_Extracted data_
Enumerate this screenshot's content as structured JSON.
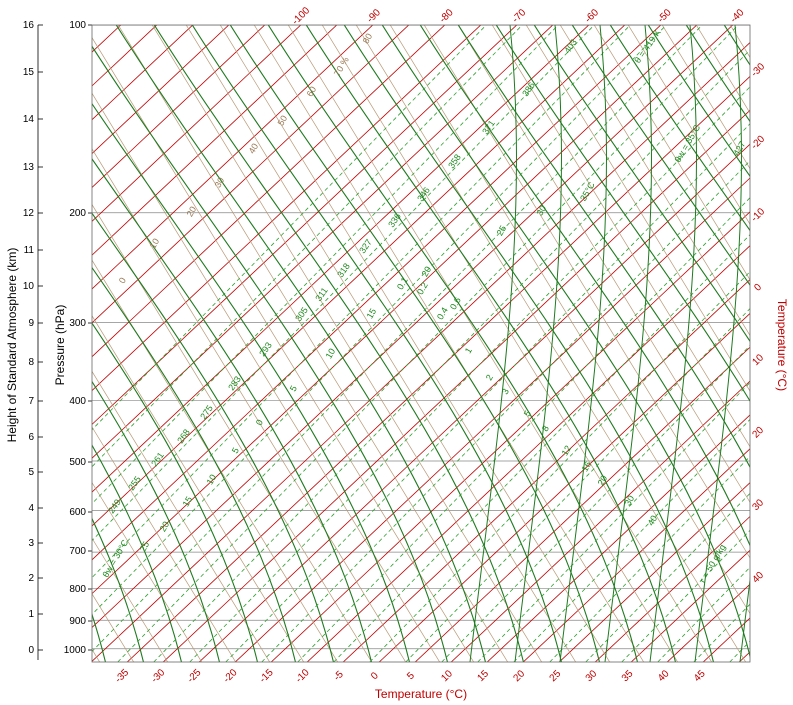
{
  "axes": {
    "height_title": "Height of Standard Atmosphere (km)",
    "pressure_title": "Pressure (hPa)",
    "temperature_title": "Temperature (°C)",
    "right_temperature_title": "Temperature (°C)",
    "height_ticks_km": [
      "16",
      "15",
      "14",
      "13",
      "12",
      "11",
      "10",
      "9",
      "8",
      "7",
      "6",
      "5",
      "4",
      "3",
      "2",
      "1",
      "0"
    ],
    "pressure_ticks_hpa": [
      "100",
      "200",
      "300",
      "400",
      "500",
      "600",
      "700",
      "800",
      "900",
      "1000"
    ],
    "bottom_temperature_ticks": [
      "-35",
      "-30",
      "-25",
      "-20",
      "-15",
      "-10",
      "-5",
      "0",
      "5",
      "10",
      "15",
      "20",
      "25",
      "30",
      "35",
      "40",
      "45"
    ],
    "top_temperature_ticks": [
      "-100",
      "-90",
      "-80",
      "-70",
      "-60",
      "-50",
      "-40"
    ],
    "right_temperature_ticks": [
      "-30",
      "-20",
      "-10",
      "0",
      "10",
      "20",
      "30",
      "40"
    ]
  },
  "line_labels": {
    "dry_adiabats": [
      "249",
      "255",
      "261",
      "268",
      "275",
      "283",
      "293",
      "305",
      "311",
      "318",
      "327",
      "336",
      "346",
      "358",
      "371",
      "386",
      "403",
      "θ = 419 K"
    ],
    "moist_adiabats": [
      "θw = 30°C",
      "25",
      "20",
      "15",
      "10",
      "5",
      "0",
      "5",
      "10",
      "15",
      "20",
      "25",
      "30",
      "35°C"
    ],
    "mixing_ratio": [
      "0.1",
      "0.2",
      "0.4",
      "0.6",
      "1",
      "2",
      "3",
      "5",
      "8",
      "12",
      "16",
      "20",
      "30",
      "40",
      "r = 50 g/kg"
    ],
    "isotherm_tan": [
      "0",
      "10",
      "20",
      "30",
      "40",
      "50",
      "60",
      "70 %",
      "80"
    ],
    "top_right_label": "θw = 35°C",
    "right_edge_label": "427"
  },
  "colors": {
    "isotherm": "#c00000",
    "isobar": "#888888",
    "dry_adiabat": "#b89a78",
    "moist_adiabat": "#1f7a1f",
    "mixing_ratio": "#2ca02c"
  }
}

_To be done_
Reproduce every line precisely as given, omitting all pictures.

_The answer_
Enumerate this screenshot's content as structured JSON.
{
  "axes": {
    "height_title": "Height of Standard Atmosphere (km)",
    "pressure_title": "Pressure (hPa)",
    "temperature_title": "Temperature (°C)",
    "right_temperature_title": "Temperature (°C)",
    "height_ticks_km": [
      "16",
      "15",
      "14",
      "13",
      "12",
      "11",
      "10",
      "9",
      "8",
      "7",
      "6",
      "5",
      "4",
      "3",
      "2",
      "1",
      "0"
    ],
    "pressure_ticks_hpa": [
      "100",
      "200",
      "300",
      "400",
      "500",
      "600",
      "700",
      "800",
      "900",
      "1000"
    ],
    "bottom_temperature_ticks": [
      "-35",
      "-30",
      "-25",
      "-20",
      "-15",
      "-10",
      "-5",
      "0",
      "5",
      "10",
      "15",
      "20",
      "25",
      "30",
      "35",
      "40",
      "45"
    ],
    "top_temperature_ticks": [
      "-100",
      "-90",
      "-80",
      "-70",
      "-60",
      "-50",
      "-40"
    ],
    "right_temperature_ticks": [
      "-30",
      "-20",
      "-10",
      "0",
      "10",
      "20",
      "30",
      "40"
    ]
  },
  "line_labels": {
    "dry_adiabats": [
      "249",
      "255",
      "261",
      "268",
      "275",
      "283",
      "293",
      "305",
      "311",
      "318",
      "327",
      "336",
      "346",
      "358",
      "371",
      "386",
      "403",
      "θ = 419 K"
    ],
    "moist_adiabats": [
      "θw = 30°C",
      "25",
      "20",
      "15",
      "10",
      "5",
      "0",
      "5",
      "10",
      "15",
      "20",
      "25",
      "30",
      "35°C"
    ],
    "mixing_ratio": [
      "0.1",
      "0.2",
      "0.4",
      "0.6",
      "1",
      "2",
      "3",
      "5",
      "8",
      "12",
      "16",
      "20",
      "30",
      "40",
      "r = 50 g/kg"
    ],
    "isotherm_tan": [
      "0",
      "10",
      "20",
      "30",
      "40",
      "50",
      "60",
      "70 %",
      "80"
    ],
    "top_right_label": "θw = 35°C",
    "right_edge_label": "427"
  },
  "colors": {
    "isotherm": "#c00000",
    "isobar": "#888888",
    "dry_adiabat": "#b89a78",
    "moist_adiabat": "#1f7a1f",
    "mixing_ratio": "#2ca02c"
  }
}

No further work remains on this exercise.